**** Data in this exercise ****

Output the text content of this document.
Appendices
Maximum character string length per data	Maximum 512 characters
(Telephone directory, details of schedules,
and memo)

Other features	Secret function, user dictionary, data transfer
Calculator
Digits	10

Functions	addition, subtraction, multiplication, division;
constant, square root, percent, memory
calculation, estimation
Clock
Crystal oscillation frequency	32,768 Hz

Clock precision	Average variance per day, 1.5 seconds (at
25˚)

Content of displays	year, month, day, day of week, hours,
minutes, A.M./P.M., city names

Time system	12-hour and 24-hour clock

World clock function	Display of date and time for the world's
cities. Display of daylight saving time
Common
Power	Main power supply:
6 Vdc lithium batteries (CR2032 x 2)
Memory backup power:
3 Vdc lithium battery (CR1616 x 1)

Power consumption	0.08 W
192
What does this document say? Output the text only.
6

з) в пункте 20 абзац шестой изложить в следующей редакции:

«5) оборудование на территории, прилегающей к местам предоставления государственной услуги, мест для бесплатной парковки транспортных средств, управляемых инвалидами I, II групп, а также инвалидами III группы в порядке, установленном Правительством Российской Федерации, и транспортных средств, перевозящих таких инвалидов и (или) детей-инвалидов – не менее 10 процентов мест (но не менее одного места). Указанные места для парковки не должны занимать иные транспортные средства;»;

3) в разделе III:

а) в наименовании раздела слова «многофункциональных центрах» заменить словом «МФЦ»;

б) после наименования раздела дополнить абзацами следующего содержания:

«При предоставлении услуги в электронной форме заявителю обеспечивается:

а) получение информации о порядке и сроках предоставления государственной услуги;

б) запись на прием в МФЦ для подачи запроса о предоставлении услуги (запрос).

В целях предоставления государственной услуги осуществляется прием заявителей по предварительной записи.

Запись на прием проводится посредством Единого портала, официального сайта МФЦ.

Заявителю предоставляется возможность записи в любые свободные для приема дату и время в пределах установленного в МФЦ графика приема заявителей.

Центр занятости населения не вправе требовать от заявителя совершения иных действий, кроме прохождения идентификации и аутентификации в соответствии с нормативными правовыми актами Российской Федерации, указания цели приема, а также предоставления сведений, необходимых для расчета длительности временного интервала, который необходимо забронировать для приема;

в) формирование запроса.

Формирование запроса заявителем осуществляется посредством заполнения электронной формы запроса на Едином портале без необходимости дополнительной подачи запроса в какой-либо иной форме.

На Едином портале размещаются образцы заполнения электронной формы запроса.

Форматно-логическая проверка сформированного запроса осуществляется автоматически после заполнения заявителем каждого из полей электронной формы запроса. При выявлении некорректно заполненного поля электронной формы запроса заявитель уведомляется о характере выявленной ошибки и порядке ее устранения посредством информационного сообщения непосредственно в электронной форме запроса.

****

=== Instructions to follow ===
Reproduce all of the records exactly.

=== Answer for the task ===
Output the text content of this document.
Appendices
Maximum character string length per data	Maximum 512 characters
(Telephone directory, details of schedules,
and memo)

Other features	Secret function, user dictionary, data transfer
Calculator
Digits	10

Functions	addition, subtraction, multiplication, division;
constant, square root, percent, memory
calculation, estimation
Clock
Crystal oscillation frequency	32,768 Hz

Clock precision	Average variance per day, 1.5 seconds (at
25˚)

Content of displays	year, month, day, day of week, hours,
minutes, A.M./P.M., city names

Time system	12-hour and 24-hour clock

World clock function	Display of date and time for the world's
cities. Display of daylight saving time
Common
Power	Main power supply:
6 Vdc lithium batteries (CR2032 x 2)
Memory backup power:
3 Vdc lithium battery (CR1616 x 1)

Power consumption	0.08 W
192
What does this document say? Output the text only.
6

з) в пункте 20 абзац шестой изложить в следующей редакции:

«5) оборудование на территории, прилегающей к местам предоставления государственной услуги, мест для бесплатной парковки транспортных средств, управляемых инвалидами I, II групп, а также инвалидами III группы в порядке, установленном Правительством Российской Федерации, и транспортных средств, перевозящих таких инвалидов и (или) детей-инвалидов – не менее 10 процентов мест (но не менее одного места). Указанные места для парковки не должны занимать иные транспортные средства;»;

3) в разделе III:

а) в наименовании раздела слова «многофункциональных центрах» заменить словом «МФЦ»;

б) после наименования раздела дополнить абзацами следующего содержания:

«При предоставлении услуги в электронной форме заявителю обеспечивается:

а) получение информации о порядке и сроках предоставления государственной услуги;

б) запись на прием в МФЦ для подачи запроса о предоставлении услуги (запрос).

В целях предоставления государственной услуги осуществляется прием заявителей по предварительной записи.

Запись на прием проводится посредством Единого портала, официального сайта МФЦ.

Заявителю предоставляется возможность записи в любые свободные для приема дату и время в пределах установленного в МФЦ графика приема заявителей.

Центр занятости населения не вправе требовать от заявителя совершения иных действий, кроме прохождения идентификации и аутентификации в соответствии с нормативными правовыми актами Российской Федерации, указания цели приема, а также предоставления сведений, необходимых для расчета длительности временного интервала, который необходимо забронировать для приема;

в) формирование запроса.

Формирование запроса заявителем осуществляется посредством заполнения электронной формы запроса на Едином портале без необходимости дополнительной подачи запроса в какой-либо иной форме.

На Едином портале размещаются образцы заполнения электронной формы запроса.

Форматно-логическая проверка сформированного запроса осуществляется автоматически после заполнения заявителем каждого из полей электронной формы запроса. При выявлении некорректно заполненного поля электронной формы запроса заявитель уведомляется о характере выявленной ошибки и порядке ее устранения посредством информационного сообщения непосредственно в электронной форме запроса.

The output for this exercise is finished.